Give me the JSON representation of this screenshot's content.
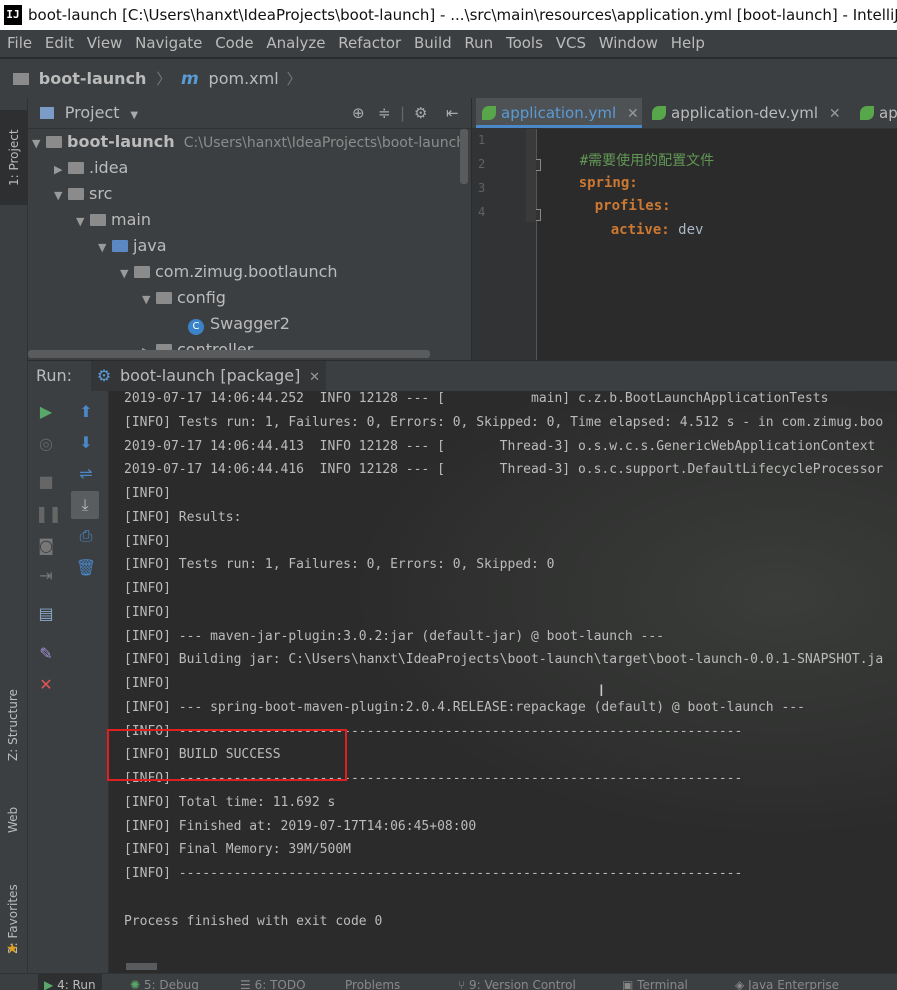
{
  "window": {
    "title": "boot-launch [C:\\Users\\hanxt\\IdeaProjects\\boot-launch] - ...\\src\\main\\resources\\application.yml [boot-launch] - IntelliJ IDEA",
    "logo_text": "IJ"
  },
  "menu": [
    "File",
    "Edit",
    "View",
    "Navigate",
    "Code",
    "Analyze",
    "Refactor",
    "Build",
    "Run",
    "Tools",
    "VCS",
    "Window",
    "Help"
  ],
  "breadcrumb": {
    "project": "boot-launch",
    "file_icon": "m",
    "file": "pom.xml"
  },
  "left_tabs": {
    "project": "1: Project",
    "structure": "Z: Structure",
    "web": "Web",
    "favorites": "2: Favorites"
  },
  "project_panel": {
    "title": "Project",
    "tree": [
      {
        "label": "boot-launch",
        "path": "C:\\Users\\hanxt\\IdeaProjects\\boot-launch"
      },
      {
        "label": ".idea"
      },
      {
        "label": "src"
      },
      {
        "label": "main"
      },
      {
        "label": "java"
      },
      {
        "label": "com.zimug.bootlaunch"
      },
      {
        "label": "config"
      },
      {
        "label": "Swagger2",
        "icon_letter": "C"
      },
      {
        "label": "controller"
      }
    ]
  },
  "editor": {
    "tabs": [
      {
        "label": "application.yml",
        "active": true
      },
      {
        "label": "application-dev.yml",
        "active": false
      },
      {
        "label": "ap",
        "active": false
      }
    ],
    "lines": [
      {
        "num": "1",
        "comment": "#需要使用的配置文件"
      },
      {
        "num": "2",
        "key": "spring:"
      },
      {
        "num": "3",
        "key": "profiles:"
      },
      {
        "num": "4",
        "key": "active:",
        "value": " dev"
      }
    ]
  },
  "run_panel": {
    "label": "Run:",
    "config": "boot-launch [package]",
    "console_lines": [
      "2019-07-17 14:06:44.252  INFO 12128 --- [           main] c.z.b.BootLaunchApplicationTests",
      "[INFO] Tests run: 1, Failures: 0, Errors: 0, Skipped: 0, Time elapsed: 4.512 s - in com.zimug.boo",
      "2019-07-17 14:06:44.413  INFO 12128 --- [       Thread-3] o.s.w.c.s.GenericWebApplicationContext",
      "2019-07-17 14:06:44.416  INFO 12128 --- [       Thread-3] o.s.c.support.DefaultLifecycleProcessor",
      "[INFO]",
      "[INFO] Results:",
      "[INFO]",
      "[INFO] Tests run: 1, Failures: 0, Errors: 0, Skipped: 0",
      "[INFO]",
      "[INFO]",
      "[INFO] --- maven-jar-plugin:3.0.2:jar (default-jar) @ boot-launch ---",
      "[INFO] Building jar: C:\\Users\\hanxt\\IdeaProjects\\boot-launch\\target\\boot-launch-0.0.1-SNAPSHOT.ja",
      "[INFO]",
      "[INFO] --- spring-boot-maven-plugin:2.0.4.RELEASE:repackage (default) @ boot-launch ---",
      "[INFO] ------------------------------------------------------------------------",
      "[INFO] BUILD SUCCESS",
      "[INFO] ------------------------------------------------------------------------",
      "[INFO] Total time: 11.692 s",
      "[INFO] Finished at: 2019-07-17T14:06:45+08:00",
      "[INFO] Final Memory: 39M/500M",
      "[INFO] ------------------------------------------------------------------------",
      "",
      "Process finished with exit code 0"
    ]
  },
  "bottom_tabs": [
    "4: Run",
    "5: Debug",
    "6: TODO",
    "Problems",
    "9: Version Control",
    "Terminal",
    "Java Enterprise"
  ],
  "colors": {
    "accent_blue": "#4a88c7",
    "run_green": "#59a869",
    "stop_red": "#e05555",
    "yaml_key": "#cc7832",
    "comment": "#629755",
    "highlight_box": "#e02020"
  }
}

- [What is required]: Omit the pictures and restate the rest of the records verbatim.

- [Correct result]:
Give me the JSON representation of this screenshot's content.
{
  "window": {
    "title": "boot-launch [C:\\Users\\hanxt\\IdeaProjects\\boot-launch] - ...\\src\\main\\resources\\application.yml [boot-launch] - IntelliJ IDEA",
    "logo_text": "IJ"
  },
  "menu": [
    "File",
    "Edit",
    "View",
    "Navigate",
    "Code",
    "Analyze",
    "Refactor",
    "Build",
    "Run",
    "Tools",
    "VCS",
    "Window",
    "Help"
  ],
  "breadcrumb": {
    "project": "boot-launch",
    "file_icon": "m",
    "file": "pom.xml"
  },
  "left_tabs": {
    "project": "1: Project",
    "structure": "Z: Structure",
    "web": "Web",
    "favorites": "2: Favorites"
  },
  "project_panel": {
    "title": "Project",
    "tree": [
      {
        "label": "boot-launch",
        "path": "C:\\Users\\hanxt\\IdeaProjects\\boot-launch"
      },
      {
        "label": ".idea"
      },
      {
        "label": "src"
      },
      {
        "label": "main"
      },
      {
        "label": "java"
      },
      {
        "label": "com.zimug.bootlaunch"
      },
      {
        "label": "config"
      },
      {
        "label": "Swagger2",
        "icon_letter": "C"
      },
      {
        "label": "controller"
      }
    ]
  },
  "editor": {
    "tabs": [
      {
        "label": "application.yml",
        "active": true
      },
      {
        "label": "application-dev.yml",
        "active": false
      },
      {
        "label": "ap",
        "active": false
      }
    ],
    "lines": [
      {
        "num": "1",
        "comment": "#需要使用的配置文件"
      },
      {
        "num": "2",
        "key": "spring:"
      },
      {
        "num": "3",
        "key": "profiles:"
      },
      {
        "num": "4",
        "key": "active:",
        "value": " dev"
      }
    ]
  },
  "run_panel": {
    "label": "Run:",
    "config": "boot-launch [package]",
    "console_lines": [
      "2019-07-17 14:06:44.252  INFO 12128 --- [           main] c.z.b.BootLaunchApplicationTests",
      "[INFO] Tests run: 1, Failures: 0, Errors: 0, Skipped: 0, Time elapsed: 4.512 s - in com.zimug.boo",
      "2019-07-17 14:06:44.413  INFO 12128 --- [       Thread-3] o.s.w.c.s.GenericWebApplicationContext",
      "2019-07-17 14:06:44.416  INFO 12128 --- [       Thread-3] o.s.c.support.DefaultLifecycleProcessor",
      "[INFO]",
      "[INFO] Results:",
      "[INFO]",
      "[INFO] Tests run: 1, Failures: 0, Errors: 0, Skipped: 0",
      "[INFO]",
      "[INFO]",
      "[INFO] --- maven-jar-plugin:3.0.2:jar (default-jar) @ boot-launch ---",
      "[INFO] Building jar: C:\\Users\\hanxt\\IdeaProjects\\boot-launch\\target\\boot-launch-0.0.1-SNAPSHOT.ja",
      "[INFO]",
      "[INFO] --- spring-boot-maven-plugin:2.0.4.RELEASE:repackage (default) @ boot-launch ---",
      "[INFO] ------------------------------------------------------------------------",
      "[INFO] BUILD SUCCESS",
      "[INFO] ------------------------------------------------------------------------",
      "[INFO] Total time: 11.692 s",
      "[INFO] Finished at: 2019-07-17T14:06:45+08:00",
      "[INFO] Final Memory: 39M/500M",
      "[INFO] ------------------------------------------------------------------------",
      "",
      "Process finished with exit code 0"
    ]
  },
  "bottom_tabs": [
    "4: Run",
    "5: Debug",
    "6: TODO",
    "Problems",
    "9: Version Control",
    "Terminal",
    "Java Enterprise"
  ],
  "colors": {
    "accent_blue": "#4a88c7",
    "run_green": "#59a869",
    "stop_red": "#e05555",
    "yaml_key": "#cc7832",
    "comment": "#629755",
    "highlight_box": "#e02020"
  }
}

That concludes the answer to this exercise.